-- EXCERPTED PASSAGE --
^^^^^^^^
Problem Statement
Given the head of a singly linked list, return true if it is a palindrome or false otherwise.
Example
Input: head = [1,2,3,3,2,1]
Output: true
Try here before watching the video.
Video Explanation
Java Code
class Solution {
private ListNode reverse(ListNode head) {
ListNode prev, curr, next;
prev = next = null;
curr = head;
while(curr != null) {
next = curr.next;
curr.next = prev;
prev = curr;
curr = next;
}
return prev;
}
public boolean isPalindrome(ListNode head) {
if(head == null || head.next == null) {
return true;
}
ListNode slow, fast;
slow = fast = head;
while(fast != null && fast.next != null) {
slow = slow.next;
fast = fast.next.next;
}
ListNode head2 = reverse(slow);
while(head2 != null) {
if(head.val != head2.val) {
return false;
}
head = head.next;
head2 = head2.next;
}
return true;
}
}
class Solution {
private:
ListNode* reverse(ListNode* head) {
ListNode *prev, *curr, *next;
prev = next = nullptr;
curr = head;
while (curr != nullptr) {
next = curr->next;
curr->next = prev;
prev = curr;
curr = next;
}
return prev;
}
public:
bool isPalindrome(ListNode* head) {
if (head == nullptr || head->next == nullptr) {
return true;
}
ListNode *slow, *fast;
slow = fast = head;
while (fast != nullptr && fast->next != nullptr) {
slow = slow->next;
fast = fast->next->next;
}
ListNode *head2 = reverse(slow);
while (head2 != nullptr) {
if (head->val != head2->val) {
return false;
}
head = head->next;
head2 = head2->next;
}
return true;
}
};
Python Code
class Solution:
def reverse(self, head):
prev, curr, next = None, head, None
while curr:
next = curr.next
curr.next = prev
prev = curr
curr = next
return prev
def isPalindrome(self, head):
if not head or not head.next:
return True
slow = fast = head
while fast and fast.next:
slow = slow.next
fast = fast.next.next
head2 = self.reverse(slow)
^^^^^^^^
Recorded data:
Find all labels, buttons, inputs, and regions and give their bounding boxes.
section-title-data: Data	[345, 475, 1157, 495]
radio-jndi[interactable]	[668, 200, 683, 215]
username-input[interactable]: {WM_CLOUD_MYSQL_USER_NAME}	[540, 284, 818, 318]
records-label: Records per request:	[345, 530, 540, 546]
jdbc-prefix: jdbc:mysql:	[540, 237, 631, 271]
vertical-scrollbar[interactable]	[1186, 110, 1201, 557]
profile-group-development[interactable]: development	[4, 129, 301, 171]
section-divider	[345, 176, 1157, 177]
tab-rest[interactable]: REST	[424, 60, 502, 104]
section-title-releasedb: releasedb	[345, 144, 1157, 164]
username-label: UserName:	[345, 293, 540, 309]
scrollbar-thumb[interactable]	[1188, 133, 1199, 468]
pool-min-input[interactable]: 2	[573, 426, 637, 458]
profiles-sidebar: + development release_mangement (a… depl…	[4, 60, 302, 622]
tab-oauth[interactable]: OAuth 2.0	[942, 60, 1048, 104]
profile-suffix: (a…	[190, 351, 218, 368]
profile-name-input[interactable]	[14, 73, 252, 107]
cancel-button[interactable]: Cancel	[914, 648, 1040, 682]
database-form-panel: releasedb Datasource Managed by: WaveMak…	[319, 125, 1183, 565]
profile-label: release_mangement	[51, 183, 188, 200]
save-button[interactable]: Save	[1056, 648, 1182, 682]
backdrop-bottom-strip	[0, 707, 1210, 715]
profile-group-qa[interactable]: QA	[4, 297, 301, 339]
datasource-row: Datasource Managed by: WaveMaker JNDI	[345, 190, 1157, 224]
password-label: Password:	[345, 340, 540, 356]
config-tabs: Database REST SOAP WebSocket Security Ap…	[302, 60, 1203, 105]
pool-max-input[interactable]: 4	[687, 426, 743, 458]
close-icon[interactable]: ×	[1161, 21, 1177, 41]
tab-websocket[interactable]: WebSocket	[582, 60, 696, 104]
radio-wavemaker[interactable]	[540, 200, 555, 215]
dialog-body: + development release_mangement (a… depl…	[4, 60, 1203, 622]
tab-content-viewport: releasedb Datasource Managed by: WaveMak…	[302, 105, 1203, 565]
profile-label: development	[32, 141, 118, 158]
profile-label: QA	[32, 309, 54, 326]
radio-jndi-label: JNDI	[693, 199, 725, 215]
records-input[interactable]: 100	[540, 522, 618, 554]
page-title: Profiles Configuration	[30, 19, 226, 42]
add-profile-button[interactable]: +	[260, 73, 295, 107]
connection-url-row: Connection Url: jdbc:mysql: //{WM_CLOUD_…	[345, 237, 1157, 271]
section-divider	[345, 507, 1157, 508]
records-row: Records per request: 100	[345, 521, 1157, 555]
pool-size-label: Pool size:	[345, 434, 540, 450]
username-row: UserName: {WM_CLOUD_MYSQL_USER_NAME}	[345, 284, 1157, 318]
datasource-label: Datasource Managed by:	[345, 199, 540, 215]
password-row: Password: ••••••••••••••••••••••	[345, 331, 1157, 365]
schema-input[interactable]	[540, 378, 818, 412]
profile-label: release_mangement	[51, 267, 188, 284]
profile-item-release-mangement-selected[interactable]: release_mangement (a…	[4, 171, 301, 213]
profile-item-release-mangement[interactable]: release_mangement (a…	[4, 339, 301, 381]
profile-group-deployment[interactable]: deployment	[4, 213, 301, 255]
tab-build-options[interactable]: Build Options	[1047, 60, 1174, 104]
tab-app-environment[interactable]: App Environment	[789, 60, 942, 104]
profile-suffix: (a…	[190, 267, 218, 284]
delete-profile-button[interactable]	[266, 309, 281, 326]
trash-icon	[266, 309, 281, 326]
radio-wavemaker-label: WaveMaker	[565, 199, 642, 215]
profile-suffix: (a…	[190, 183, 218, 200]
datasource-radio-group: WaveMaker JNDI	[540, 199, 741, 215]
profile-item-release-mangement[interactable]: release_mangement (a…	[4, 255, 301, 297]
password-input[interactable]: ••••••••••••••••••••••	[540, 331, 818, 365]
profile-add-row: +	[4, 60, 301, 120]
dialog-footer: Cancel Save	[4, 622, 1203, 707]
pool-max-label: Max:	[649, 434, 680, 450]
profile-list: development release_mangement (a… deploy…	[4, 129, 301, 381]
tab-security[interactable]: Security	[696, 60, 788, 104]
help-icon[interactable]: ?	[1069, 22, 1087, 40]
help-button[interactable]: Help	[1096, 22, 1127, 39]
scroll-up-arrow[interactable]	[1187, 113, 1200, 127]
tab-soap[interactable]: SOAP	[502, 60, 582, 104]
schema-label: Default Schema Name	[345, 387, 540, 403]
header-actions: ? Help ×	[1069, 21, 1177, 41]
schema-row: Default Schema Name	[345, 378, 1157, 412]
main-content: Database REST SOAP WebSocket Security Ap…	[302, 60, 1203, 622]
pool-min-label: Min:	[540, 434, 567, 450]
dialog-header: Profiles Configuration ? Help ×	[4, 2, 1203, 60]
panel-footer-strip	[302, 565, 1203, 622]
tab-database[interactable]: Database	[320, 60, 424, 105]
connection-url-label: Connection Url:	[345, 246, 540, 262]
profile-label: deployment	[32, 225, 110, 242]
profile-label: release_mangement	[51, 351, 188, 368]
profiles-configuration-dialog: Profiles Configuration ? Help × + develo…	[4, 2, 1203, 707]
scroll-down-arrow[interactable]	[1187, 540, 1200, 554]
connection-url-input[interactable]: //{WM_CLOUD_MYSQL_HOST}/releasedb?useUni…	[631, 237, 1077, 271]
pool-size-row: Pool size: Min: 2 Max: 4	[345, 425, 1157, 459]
^^^^^^^^
-- ASSIGNMENT 1 --
List every local variable of type ListNode declared in the Java code on the linked-list palindrome page.
-- ASSIGNMENT 2 --
Rewrite the linked-list palindrome page from "Problem Statement" up to and including "watching the video.", putting "doubly" in place of "singly".

-- RESPONSE 1 --
prev, curr, next, slow, fast, head2

-- RESPONSE 2 --
Problem Statement
Given the head of a doubly linked list, return true if it is a palindrome or false otherwise.
Example
Input: head = [1,2,3,3,2,1]
Output: true
Try here before watching the video.